- **WRITTEN TASK**
In the material below, find every line with "mesurée" and pull it out.

- **EXTRACTED ENTRIES**
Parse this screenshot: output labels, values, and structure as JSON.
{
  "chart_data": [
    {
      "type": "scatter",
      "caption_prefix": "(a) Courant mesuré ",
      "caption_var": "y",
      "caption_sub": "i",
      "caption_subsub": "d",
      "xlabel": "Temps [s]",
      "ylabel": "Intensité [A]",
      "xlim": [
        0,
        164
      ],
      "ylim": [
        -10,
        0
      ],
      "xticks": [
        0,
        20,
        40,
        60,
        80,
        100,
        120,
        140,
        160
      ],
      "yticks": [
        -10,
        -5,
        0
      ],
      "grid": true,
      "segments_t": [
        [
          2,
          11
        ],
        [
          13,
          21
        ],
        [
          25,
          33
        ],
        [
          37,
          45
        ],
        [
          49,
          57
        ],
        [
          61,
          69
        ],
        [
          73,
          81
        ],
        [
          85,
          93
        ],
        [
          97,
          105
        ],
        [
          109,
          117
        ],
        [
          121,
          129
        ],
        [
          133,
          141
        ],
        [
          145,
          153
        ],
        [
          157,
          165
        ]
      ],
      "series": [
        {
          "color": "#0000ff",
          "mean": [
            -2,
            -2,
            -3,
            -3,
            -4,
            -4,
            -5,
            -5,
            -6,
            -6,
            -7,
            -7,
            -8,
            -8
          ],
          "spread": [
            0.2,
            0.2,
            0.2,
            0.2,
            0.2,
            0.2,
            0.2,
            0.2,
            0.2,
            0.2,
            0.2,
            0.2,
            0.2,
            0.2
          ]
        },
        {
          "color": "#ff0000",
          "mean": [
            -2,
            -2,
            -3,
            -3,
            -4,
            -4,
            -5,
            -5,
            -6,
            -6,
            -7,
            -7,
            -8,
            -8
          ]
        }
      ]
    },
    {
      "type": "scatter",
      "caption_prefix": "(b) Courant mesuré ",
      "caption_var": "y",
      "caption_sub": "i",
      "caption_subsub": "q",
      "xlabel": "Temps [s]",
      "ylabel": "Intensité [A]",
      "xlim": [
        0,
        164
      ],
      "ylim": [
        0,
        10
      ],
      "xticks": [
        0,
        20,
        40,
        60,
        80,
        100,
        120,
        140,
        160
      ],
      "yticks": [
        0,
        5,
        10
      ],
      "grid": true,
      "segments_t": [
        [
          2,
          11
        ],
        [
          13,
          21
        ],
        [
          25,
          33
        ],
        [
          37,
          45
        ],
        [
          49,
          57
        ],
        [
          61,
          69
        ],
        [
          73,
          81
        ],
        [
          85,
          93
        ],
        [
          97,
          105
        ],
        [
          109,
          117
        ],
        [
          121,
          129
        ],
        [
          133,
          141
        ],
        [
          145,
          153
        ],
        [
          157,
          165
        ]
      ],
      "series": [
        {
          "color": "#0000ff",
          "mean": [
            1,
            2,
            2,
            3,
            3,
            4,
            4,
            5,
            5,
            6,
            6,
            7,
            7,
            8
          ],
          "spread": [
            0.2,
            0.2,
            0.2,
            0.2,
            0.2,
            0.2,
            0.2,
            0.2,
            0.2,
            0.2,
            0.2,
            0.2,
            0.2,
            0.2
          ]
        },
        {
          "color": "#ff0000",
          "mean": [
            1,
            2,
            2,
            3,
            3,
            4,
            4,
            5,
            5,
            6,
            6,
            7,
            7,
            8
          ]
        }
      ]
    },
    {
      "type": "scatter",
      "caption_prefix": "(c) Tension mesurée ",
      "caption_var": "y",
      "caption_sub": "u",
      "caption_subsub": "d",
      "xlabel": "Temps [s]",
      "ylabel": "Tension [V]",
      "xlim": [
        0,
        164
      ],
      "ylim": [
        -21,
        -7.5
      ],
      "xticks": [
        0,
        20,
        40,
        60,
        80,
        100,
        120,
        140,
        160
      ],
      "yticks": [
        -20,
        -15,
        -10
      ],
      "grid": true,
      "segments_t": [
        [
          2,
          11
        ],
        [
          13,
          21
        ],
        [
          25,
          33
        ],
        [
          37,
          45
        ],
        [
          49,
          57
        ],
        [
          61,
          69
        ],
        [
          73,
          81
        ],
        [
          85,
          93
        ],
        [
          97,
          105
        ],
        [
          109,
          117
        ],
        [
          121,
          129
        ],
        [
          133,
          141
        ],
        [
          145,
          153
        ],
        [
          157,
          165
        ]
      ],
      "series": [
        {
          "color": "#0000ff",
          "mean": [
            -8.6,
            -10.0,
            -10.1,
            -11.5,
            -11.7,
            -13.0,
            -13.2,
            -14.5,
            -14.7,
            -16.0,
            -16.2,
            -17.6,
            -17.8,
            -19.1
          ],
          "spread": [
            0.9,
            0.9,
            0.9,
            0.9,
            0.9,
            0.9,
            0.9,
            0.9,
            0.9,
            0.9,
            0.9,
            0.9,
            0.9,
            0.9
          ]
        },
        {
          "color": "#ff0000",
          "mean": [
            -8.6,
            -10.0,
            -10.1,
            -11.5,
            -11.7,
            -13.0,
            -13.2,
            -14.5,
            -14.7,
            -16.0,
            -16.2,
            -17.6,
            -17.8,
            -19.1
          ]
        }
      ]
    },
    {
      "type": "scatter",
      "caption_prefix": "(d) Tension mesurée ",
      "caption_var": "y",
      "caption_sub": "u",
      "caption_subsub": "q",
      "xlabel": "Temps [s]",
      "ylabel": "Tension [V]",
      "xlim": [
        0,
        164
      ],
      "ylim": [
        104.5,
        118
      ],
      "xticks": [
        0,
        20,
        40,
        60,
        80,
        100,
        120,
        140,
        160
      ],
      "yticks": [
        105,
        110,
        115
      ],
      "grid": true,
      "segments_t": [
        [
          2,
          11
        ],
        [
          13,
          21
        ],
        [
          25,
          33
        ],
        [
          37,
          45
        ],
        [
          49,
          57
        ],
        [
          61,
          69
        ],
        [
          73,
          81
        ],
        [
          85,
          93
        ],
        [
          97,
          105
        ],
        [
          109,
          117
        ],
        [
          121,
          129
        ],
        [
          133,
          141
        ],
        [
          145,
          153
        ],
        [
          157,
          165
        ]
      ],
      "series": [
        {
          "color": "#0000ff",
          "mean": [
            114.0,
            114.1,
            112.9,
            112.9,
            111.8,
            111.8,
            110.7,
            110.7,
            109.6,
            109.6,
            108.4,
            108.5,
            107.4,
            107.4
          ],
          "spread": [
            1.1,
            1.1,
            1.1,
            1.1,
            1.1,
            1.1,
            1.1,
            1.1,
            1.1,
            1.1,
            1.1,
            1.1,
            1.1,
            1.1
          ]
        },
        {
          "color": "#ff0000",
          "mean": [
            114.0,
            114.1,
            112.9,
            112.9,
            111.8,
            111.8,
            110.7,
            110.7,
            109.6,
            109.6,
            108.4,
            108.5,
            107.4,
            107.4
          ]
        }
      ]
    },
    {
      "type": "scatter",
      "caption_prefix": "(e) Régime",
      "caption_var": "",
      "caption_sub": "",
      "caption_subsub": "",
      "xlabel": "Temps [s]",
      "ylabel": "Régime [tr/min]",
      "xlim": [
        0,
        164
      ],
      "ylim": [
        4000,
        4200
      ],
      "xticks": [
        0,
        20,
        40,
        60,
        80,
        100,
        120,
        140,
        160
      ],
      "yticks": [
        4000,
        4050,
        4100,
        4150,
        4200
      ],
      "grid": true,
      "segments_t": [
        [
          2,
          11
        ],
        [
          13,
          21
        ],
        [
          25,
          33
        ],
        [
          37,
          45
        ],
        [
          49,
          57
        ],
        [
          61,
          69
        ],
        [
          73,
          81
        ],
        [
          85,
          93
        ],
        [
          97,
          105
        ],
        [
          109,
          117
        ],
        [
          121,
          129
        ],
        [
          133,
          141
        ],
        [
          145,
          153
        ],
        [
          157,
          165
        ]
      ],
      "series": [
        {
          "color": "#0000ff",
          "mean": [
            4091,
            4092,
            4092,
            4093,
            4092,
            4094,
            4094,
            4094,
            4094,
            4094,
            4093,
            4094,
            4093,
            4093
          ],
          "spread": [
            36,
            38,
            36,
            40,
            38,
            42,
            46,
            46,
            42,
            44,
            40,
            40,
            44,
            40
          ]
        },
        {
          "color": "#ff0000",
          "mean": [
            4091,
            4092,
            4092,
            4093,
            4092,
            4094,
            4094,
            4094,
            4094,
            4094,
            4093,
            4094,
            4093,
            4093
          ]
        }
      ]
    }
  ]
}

- **TASK RESULT**
      "caption_prefix": "(c) Tension mesurée ",
      "caption_prefix": "(d) Tension mesurée ",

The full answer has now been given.